╔══

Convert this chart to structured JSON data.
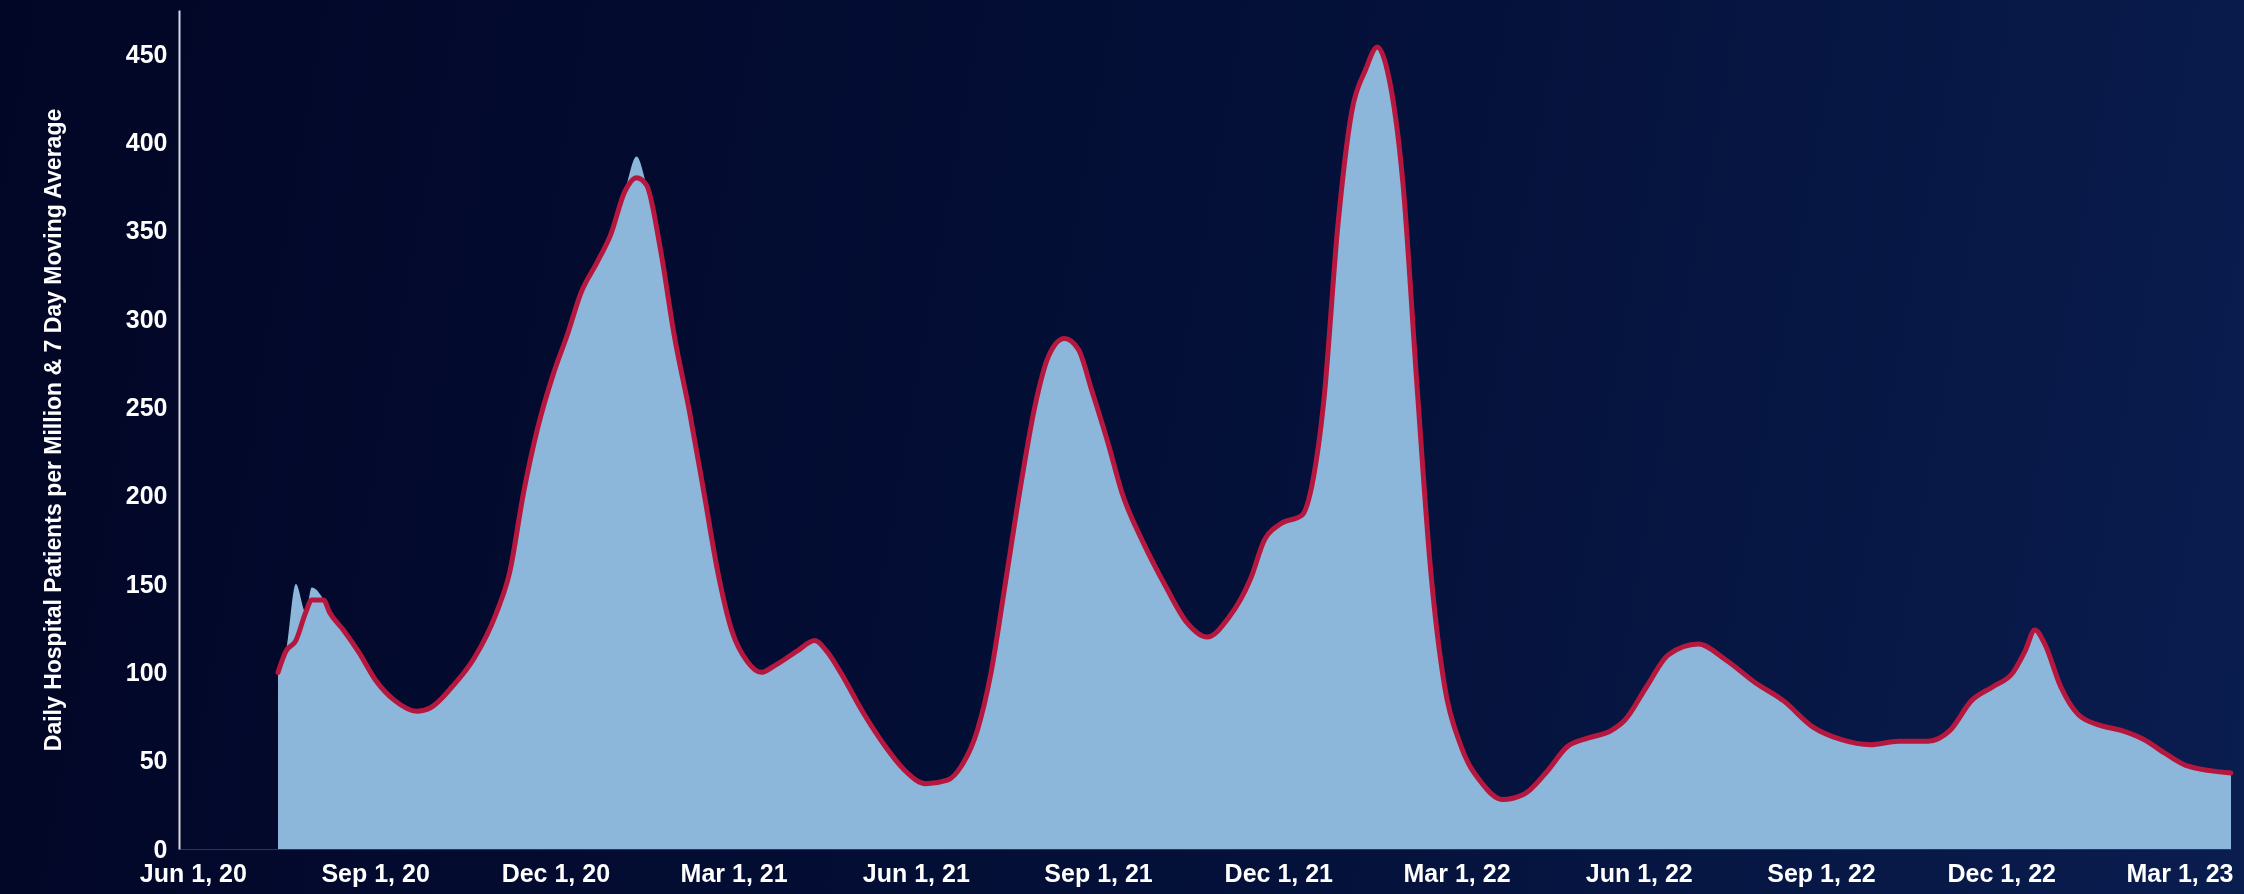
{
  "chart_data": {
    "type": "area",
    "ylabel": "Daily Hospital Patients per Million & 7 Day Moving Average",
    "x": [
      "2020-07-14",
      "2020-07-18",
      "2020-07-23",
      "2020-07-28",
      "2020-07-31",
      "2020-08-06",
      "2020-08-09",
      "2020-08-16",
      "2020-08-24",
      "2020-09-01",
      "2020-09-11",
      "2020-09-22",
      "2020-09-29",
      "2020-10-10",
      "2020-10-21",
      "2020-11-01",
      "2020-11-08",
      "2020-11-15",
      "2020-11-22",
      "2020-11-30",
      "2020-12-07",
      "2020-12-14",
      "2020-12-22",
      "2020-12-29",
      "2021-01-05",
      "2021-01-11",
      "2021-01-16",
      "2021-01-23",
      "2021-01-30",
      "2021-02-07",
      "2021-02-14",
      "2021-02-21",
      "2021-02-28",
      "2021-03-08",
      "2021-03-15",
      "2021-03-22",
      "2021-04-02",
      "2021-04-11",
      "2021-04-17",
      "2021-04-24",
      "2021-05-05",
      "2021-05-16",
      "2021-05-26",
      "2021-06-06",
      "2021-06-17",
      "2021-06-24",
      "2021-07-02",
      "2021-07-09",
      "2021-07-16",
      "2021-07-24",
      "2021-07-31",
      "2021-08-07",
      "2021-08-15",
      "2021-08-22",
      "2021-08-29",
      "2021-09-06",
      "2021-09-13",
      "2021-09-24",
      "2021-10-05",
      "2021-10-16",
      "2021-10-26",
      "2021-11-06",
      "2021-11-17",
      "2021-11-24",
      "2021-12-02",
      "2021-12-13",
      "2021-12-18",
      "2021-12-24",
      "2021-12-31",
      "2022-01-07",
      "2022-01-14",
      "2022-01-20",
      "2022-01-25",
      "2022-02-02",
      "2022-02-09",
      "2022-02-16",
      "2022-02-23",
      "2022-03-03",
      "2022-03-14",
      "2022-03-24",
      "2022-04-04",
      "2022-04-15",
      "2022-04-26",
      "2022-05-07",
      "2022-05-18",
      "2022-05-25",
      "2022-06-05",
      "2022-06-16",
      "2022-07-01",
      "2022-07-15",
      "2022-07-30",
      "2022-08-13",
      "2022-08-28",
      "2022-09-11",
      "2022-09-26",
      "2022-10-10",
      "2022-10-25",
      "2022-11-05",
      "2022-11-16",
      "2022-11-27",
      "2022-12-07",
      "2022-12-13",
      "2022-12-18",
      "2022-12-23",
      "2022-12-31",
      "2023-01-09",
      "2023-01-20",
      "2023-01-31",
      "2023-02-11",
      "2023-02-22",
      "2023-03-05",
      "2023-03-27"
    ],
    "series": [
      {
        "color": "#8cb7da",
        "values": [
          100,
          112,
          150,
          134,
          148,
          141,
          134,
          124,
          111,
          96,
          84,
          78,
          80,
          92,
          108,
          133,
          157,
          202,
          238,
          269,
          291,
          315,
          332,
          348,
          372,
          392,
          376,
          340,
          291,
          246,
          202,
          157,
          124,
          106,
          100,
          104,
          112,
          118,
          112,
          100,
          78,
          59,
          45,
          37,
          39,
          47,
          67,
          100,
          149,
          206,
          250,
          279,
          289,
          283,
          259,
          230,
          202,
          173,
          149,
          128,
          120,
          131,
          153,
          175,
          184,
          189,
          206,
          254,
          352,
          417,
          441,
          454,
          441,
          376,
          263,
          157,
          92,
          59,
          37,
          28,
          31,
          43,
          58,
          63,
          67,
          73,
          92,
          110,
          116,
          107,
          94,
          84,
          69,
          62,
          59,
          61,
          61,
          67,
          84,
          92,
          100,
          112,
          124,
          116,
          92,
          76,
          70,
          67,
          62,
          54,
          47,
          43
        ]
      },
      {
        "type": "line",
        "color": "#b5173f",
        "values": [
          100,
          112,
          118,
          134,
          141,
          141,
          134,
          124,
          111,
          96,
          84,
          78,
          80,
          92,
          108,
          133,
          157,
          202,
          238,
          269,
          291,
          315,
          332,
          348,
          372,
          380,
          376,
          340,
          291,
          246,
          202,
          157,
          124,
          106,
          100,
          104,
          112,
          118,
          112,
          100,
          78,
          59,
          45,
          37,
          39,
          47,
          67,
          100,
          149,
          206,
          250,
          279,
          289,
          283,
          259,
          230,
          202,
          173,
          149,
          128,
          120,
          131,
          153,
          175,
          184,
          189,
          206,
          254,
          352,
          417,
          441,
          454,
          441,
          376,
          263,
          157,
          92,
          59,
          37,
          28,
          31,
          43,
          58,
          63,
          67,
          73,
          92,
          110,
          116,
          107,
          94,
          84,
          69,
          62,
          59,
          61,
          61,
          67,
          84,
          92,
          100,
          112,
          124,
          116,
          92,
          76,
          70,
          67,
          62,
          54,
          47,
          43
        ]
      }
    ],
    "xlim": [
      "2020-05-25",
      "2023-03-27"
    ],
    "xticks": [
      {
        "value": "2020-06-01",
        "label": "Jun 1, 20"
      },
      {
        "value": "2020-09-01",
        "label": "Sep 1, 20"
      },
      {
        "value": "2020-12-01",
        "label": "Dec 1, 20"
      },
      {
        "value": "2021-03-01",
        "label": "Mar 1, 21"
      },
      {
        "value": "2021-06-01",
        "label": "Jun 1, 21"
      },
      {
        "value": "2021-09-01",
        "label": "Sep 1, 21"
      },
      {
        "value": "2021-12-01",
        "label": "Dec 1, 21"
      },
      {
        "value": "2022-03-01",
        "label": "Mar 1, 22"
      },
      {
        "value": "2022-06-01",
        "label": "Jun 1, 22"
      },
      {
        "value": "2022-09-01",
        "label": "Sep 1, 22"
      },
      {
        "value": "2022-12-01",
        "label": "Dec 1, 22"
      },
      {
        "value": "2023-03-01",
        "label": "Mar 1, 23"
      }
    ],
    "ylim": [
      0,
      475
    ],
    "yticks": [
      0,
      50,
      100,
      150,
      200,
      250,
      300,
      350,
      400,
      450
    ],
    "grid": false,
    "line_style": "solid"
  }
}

╚══

Task item - Please reproduce the material above word for word, without its images.

Result for this task -
Convert this chart to structured JSON data.
{
  "chart_data": {
    "type": "area",
    "ylabel": "Daily Hospital Patients per Million & 7 Day Moving Average",
    "x": [
      "2020-07-14",
      "2020-07-18",
      "2020-07-23",
      "2020-07-28",
      "2020-07-31",
      "2020-08-06",
      "2020-08-09",
      "2020-08-16",
      "2020-08-24",
      "2020-09-01",
      "2020-09-11",
      "2020-09-22",
      "2020-09-29",
      "2020-10-10",
      "2020-10-21",
      "2020-11-01",
      "2020-11-08",
      "2020-11-15",
      "2020-11-22",
      "2020-11-30",
      "2020-12-07",
      "2020-12-14",
      "2020-12-22",
      "2020-12-29",
      "2021-01-05",
      "2021-01-11",
      "2021-01-16",
      "2021-01-23",
      "2021-01-30",
      "2021-02-07",
      "2021-02-14",
      "2021-02-21",
      "2021-02-28",
      "2021-03-08",
      "2021-03-15",
      "2021-03-22",
      "2021-04-02",
      "2021-04-11",
      "2021-04-17",
      "2021-04-24",
      "2021-05-05",
      "2021-05-16",
      "2021-05-26",
      "2021-06-06",
      "2021-06-17",
      "2021-06-24",
      "2021-07-02",
      "2021-07-09",
      "2021-07-16",
      "2021-07-24",
      "2021-07-31",
      "2021-08-07",
      "2021-08-15",
      "2021-08-22",
      "2021-08-29",
      "2021-09-06",
      "2021-09-13",
      "2021-09-24",
      "2021-10-05",
      "2021-10-16",
      "2021-10-26",
      "2021-11-06",
      "2021-11-17",
      "2021-11-24",
      "2021-12-02",
      "2021-12-13",
      "2021-12-18",
      "2021-12-24",
      "2021-12-31",
      "2022-01-07",
      "2022-01-14",
      "2022-01-20",
      "2022-01-25",
      "2022-02-02",
      "2022-02-09",
      "2022-02-16",
      "2022-02-23",
      "2022-03-03",
      "2022-03-14",
      "2022-03-24",
      "2022-04-04",
      "2022-04-15",
      "2022-04-26",
      "2022-05-07",
      "2022-05-18",
      "2022-05-25",
      "2022-06-05",
      "2022-06-16",
      "2022-07-01",
      "2022-07-15",
      "2022-07-30",
      "2022-08-13",
      "2022-08-28",
      "2022-09-11",
      "2022-09-26",
      "2022-10-10",
      "2022-10-25",
      "2022-11-05",
      "2022-11-16",
      "2022-11-27",
      "2022-12-07",
      "2022-12-13",
      "2022-12-18",
      "2022-12-23",
      "2022-12-31",
      "2023-01-09",
      "2023-01-20",
      "2023-01-31",
      "2023-02-11",
      "2023-02-22",
      "2023-03-05",
      "2023-03-27"
    ],
    "series": [
      {
        "color": "#8cb7da",
        "values": [
          100,
          112,
          150,
          134,
          148,
          141,
          134,
          124,
          111,
          96,
          84,
          78,
          80,
          92,
          108,
          133,
          157,
          202,
          238,
          269,
          291,
          315,
          332,
          348,
          372,
          392,
          376,
          340,
          291,
          246,
          202,
          157,
          124,
          106,
          100,
          104,
          112,
          118,
          112,
          100,
          78,
          59,
          45,
          37,
          39,
          47,
          67,
          100,
          149,
          206,
          250,
          279,
          289,
          283,
          259,
          230,
          202,
          173,
          149,
          128,
          120,
          131,
          153,
          175,
          184,
          189,
          206,
          254,
          352,
          417,
          441,
          454,
          441,
          376,
          263,
          157,
          92,
          59,
          37,
          28,
          31,
          43,
          58,
          63,
          67,
          73,
          92,
          110,
          116,
          107,
          94,
          84,
          69,
          62,
          59,
          61,
          61,
          67,
          84,
          92,
          100,
          112,
          124,
          116,
          92,
          76,
          70,
          67,
          62,
          54,
          47,
          43
        ]
      },
      {
        "type": "line",
        "color": "#b5173f",
        "values": [
          100,
          112,
          118,
          134,
          141,
          141,
          134,
          124,
          111,
          96,
          84,
          78,
          80,
          92,
          108,
          133,
          157,
          202,
          238,
          269,
          291,
          315,
          332,
          348,
          372,
          380,
          376,
          340,
          291,
          246,
          202,
          157,
          124,
          106,
          100,
          104,
          112,
          118,
          112,
          100,
          78,
          59,
          45,
          37,
          39,
          47,
          67,
          100,
          149,
          206,
          250,
          279,
          289,
          283,
          259,
          230,
          202,
          173,
          149,
          128,
          120,
          131,
          153,
          175,
          184,
          189,
          206,
          254,
          352,
          417,
          441,
          454,
          441,
          376,
          263,
          157,
          92,
          59,
          37,
          28,
          31,
          43,
          58,
          63,
          67,
          73,
          92,
          110,
          116,
          107,
          94,
          84,
          69,
          62,
          59,
          61,
          61,
          67,
          84,
          92,
          100,
          112,
          124,
          116,
          92,
          76,
          70,
          67,
          62,
          54,
          47,
          43
        ]
      }
    ],
    "xlim": [
      "2020-05-25",
      "2023-03-27"
    ],
    "xticks": [
      {
        "value": "2020-06-01",
        "label": "Jun 1, 20"
      },
      {
        "value": "2020-09-01",
        "label": "Sep 1, 20"
      },
      {
        "value": "2020-12-01",
        "label": "Dec 1, 20"
      },
      {
        "value": "2021-03-01",
        "label": "Mar 1, 21"
      },
      {
        "value": "2021-06-01",
        "label": "Jun 1, 21"
      },
      {
        "value": "2021-09-01",
        "label": "Sep 1, 21"
      },
      {
        "value": "2021-12-01",
        "label": "Dec 1, 21"
      },
      {
        "value": "2022-03-01",
        "label": "Mar 1, 22"
      },
      {
        "value": "2022-06-01",
        "label": "Jun 1, 22"
      },
      {
        "value": "2022-09-01",
        "label": "Sep 1, 22"
      },
      {
        "value": "2022-12-01",
        "label": "Dec 1, 22"
      },
      {
        "value": "2023-03-01",
        "label": "Mar 1, 23"
      }
    ],
    "ylim": [
      0,
      475
    ],
    "yticks": [
      0,
      50,
      100,
      150,
      200,
      250,
      300,
      350,
      400,
      450
    ],
    "grid": false,
    "line_style": "solid"
  }
}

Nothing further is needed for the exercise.